- _TASK GOAL_
Tell me how many lines hold "content", please, using only the number.

Excerpts from a figure dataset
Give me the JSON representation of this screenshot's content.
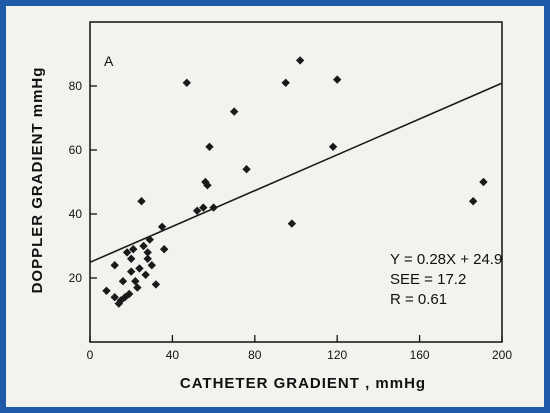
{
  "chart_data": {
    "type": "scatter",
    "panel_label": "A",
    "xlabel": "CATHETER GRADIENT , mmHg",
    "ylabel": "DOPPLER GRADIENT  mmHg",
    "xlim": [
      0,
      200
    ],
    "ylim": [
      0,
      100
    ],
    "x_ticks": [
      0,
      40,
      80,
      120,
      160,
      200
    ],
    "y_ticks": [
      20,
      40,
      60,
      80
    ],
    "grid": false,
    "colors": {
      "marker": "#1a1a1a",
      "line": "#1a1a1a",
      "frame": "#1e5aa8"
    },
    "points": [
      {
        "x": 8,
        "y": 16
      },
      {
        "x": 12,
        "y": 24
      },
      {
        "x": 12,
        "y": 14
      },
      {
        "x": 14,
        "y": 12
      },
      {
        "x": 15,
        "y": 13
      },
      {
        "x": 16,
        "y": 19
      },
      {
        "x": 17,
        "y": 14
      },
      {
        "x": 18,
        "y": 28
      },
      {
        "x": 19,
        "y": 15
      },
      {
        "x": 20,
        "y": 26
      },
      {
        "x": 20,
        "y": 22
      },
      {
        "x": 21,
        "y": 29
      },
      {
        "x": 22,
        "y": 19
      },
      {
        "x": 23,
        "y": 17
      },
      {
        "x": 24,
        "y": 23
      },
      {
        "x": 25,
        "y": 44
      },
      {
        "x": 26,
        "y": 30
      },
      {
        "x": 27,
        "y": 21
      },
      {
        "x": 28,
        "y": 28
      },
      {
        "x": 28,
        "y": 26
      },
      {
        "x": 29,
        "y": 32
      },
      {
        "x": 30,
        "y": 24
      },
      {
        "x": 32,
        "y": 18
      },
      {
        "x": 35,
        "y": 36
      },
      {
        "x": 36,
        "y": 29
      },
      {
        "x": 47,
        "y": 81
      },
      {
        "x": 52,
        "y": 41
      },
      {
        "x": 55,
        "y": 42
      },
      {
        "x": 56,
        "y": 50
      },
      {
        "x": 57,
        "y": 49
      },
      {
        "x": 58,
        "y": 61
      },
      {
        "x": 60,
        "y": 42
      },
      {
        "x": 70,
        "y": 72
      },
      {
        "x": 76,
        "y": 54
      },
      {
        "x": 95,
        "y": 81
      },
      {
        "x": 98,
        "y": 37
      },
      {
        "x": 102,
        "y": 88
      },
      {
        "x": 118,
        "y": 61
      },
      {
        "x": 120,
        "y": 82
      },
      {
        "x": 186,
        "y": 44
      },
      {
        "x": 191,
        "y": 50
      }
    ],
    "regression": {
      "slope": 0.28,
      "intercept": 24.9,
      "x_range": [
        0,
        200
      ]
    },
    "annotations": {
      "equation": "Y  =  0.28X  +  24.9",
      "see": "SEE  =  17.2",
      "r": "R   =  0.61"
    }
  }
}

---

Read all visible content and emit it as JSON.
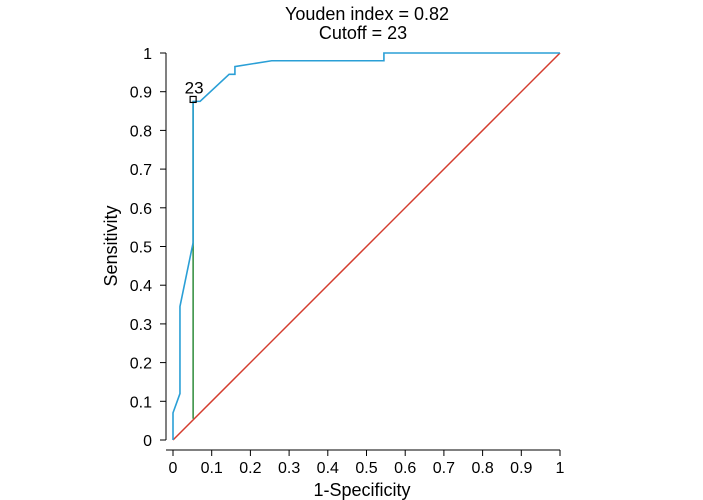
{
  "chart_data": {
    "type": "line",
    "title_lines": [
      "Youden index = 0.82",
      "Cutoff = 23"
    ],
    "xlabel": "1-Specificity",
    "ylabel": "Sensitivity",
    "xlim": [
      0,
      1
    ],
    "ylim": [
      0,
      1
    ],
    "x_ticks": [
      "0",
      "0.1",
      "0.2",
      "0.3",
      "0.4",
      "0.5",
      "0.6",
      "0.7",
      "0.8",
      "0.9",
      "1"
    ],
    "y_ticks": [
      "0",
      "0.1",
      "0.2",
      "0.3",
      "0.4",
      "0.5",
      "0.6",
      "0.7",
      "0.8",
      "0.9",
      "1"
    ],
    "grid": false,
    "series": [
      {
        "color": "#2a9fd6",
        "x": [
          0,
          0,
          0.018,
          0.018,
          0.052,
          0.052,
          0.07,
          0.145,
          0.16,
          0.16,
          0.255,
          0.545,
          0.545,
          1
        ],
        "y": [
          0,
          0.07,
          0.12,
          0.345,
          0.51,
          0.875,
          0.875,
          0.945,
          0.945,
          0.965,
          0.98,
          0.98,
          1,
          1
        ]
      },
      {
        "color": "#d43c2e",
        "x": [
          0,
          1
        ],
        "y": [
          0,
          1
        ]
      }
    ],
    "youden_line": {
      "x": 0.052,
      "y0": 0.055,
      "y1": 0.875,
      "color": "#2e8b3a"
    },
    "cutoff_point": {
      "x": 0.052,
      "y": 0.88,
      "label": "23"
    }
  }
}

- _WRITTEN ANSWER_
2